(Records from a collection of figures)
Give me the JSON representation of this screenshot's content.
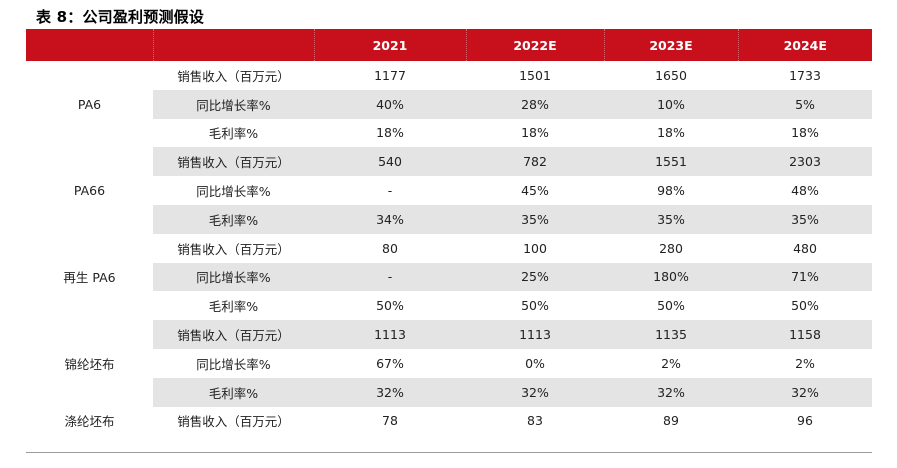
{
  "title": "表 8：公司盈利预测假设",
  "header": [
    "",
    "",
    "2021",
    "2022E",
    "2023E",
    "2024E"
  ],
  "groups": [
    {
      "name": "PA6",
      "rows": [
        {
          "metric": "销售收入（百万元）",
          "values": [
            "1177",
            "1501",
            "1650",
            "1733"
          ]
        },
        {
          "metric": "同比增长率%",
          "values": [
            "40%",
            "28%",
            "10%",
            "5%"
          ]
        },
        {
          "metric": "毛利率%",
          "values": [
            "18%",
            "18%",
            "18%",
            "18%"
          ]
        }
      ]
    },
    {
      "name": "PA66",
      "rows": [
        {
          "metric": "销售收入（百万元）",
          "values": [
            "540",
            "782",
            "1551",
            "2303"
          ]
        },
        {
          "metric": "同比增长率%",
          "values": [
            "-",
            "45%",
            "98%",
            "48%"
          ]
        },
        {
          "metric": "毛利率%",
          "values": [
            "34%",
            "35%",
            "35%",
            "35%"
          ]
        }
      ]
    },
    {
      "name": "再生 PA6",
      "rows": [
        {
          "metric": "销售收入（百万元）",
          "values": [
            "80",
            "100",
            "280",
            "480"
          ]
        },
        {
          "metric": "同比增长率%",
          "values": [
            "-",
            "25%",
            "180%",
            "71%"
          ]
        },
        {
          "metric": "毛利率%",
          "values": [
            "50%",
            "50%",
            "50%",
            "50%"
          ]
        }
      ]
    },
    {
      "name": "锦纶坯布",
      "rows": [
        {
          "metric": "销售收入（百万元）",
          "values": [
            "1113",
            "1113",
            "1135",
            "1158"
          ]
        },
        {
          "metric": "同比增长率%",
          "values": [
            "67%",
            "0%",
            "2%",
            "2%"
          ]
        },
        {
          "metric": "毛利率%",
          "values": [
            "32%",
            "32%",
            "32%",
            "32%"
          ]
        }
      ]
    },
    {
      "name": "涤纶坯布",
      "rows": [
        {
          "metric": "销售收入（百万元）",
          "values": [
            "78",
            "83",
            "89",
            "96"
          ]
        }
      ]
    }
  ],
  "colors": {
    "header_bg": "#c8101c",
    "stripe": "#e4e4e4"
  }
}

STATED PROBLEM: Your task is an exact transcription of all the data, minus the pictures.

REPLY TO THE EXERCISE:
Give me the JSON representation of this screenshot's content.
{
  "title": "表 8：公司盈利预测假设",
  "header": [
    "",
    "",
    "2021",
    "2022E",
    "2023E",
    "2024E"
  ],
  "groups": [
    {
      "name": "PA6",
      "rows": [
        {
          "metric": "销售收入（百万元）",
          "values": [
            "1177",
            "1501",
            "1650",
            "1733"
          ]
        },
        {
          "metric": "同比增长率%",
          "values": [
            "40%",
            "28%",
            "10%",
            "5%"
          ]
        },
        {
          "metric": "毛利率%",
          "values": [
            "18%",
            "18%",
            "18%",
            "18%"
          ]
        }
      ]
    },
    {
      "name": "PA66",
      "rows": [
        {
          "metric": "销售收入（百万元）",
          "values": [
            "540",
            "782",
            "1551",
            "2303"
          ]
        },
        {
          "metric": "同比增长率%",
          "values": [
            "-",
            "45%",
            "98%",
            "48%"
          ]
        },
        {
          "metric": "毛利率%",
          "values": [
            "34%",
            "35%",
            "35%",
            "35%"
          ]
        }
      ]
    },
    {
      "name": "再生 PA6",
      "rows": [
        {
          "metric": "销售收入（百万元）",
          "values": [
            "80",
            "100",
            "280",
            "480"
          ]
        },
        {
          "metric": "同比增长率%",
          "values": [
            "-",
            "25%",
            "180%",
            "71%"
          ]
        },
        {
          "metric": "毛利率%",
          "values": [
            "50%",
            "50%",
            "50%",
            "50%"
          ]
        }
      ]
    },
    {
      "name": "锦纶坯布",
      "rows": [
        {
          "metric": "销售收入（百万元）",
          "values": [
            "1113",
            "1113",
            "1135",
            "1158"
          ]
        },
        {
          "metric": "同比增长率%",
          "values": [
            "67%",
            "0%",
            "2%",
            "2%"
          ]
        },
        {
          "metric": "毛利率%",
          "values": [
            "32%",
            "32%",
            "32%",
            "32%"
          ]
        }
      ]
    },
    {
      "name": "涤纶坯布",
      "rows": [
        {
          "metric": "销售收入（百万元）",
          "values": [
            "78",
            "83",
            "89",
            "96"
          ]
        }
      ]
    }
  ],
  "colors": {
    "header_bg": "#c8101c",
    "stripe": "#e4e4e4"
  }
}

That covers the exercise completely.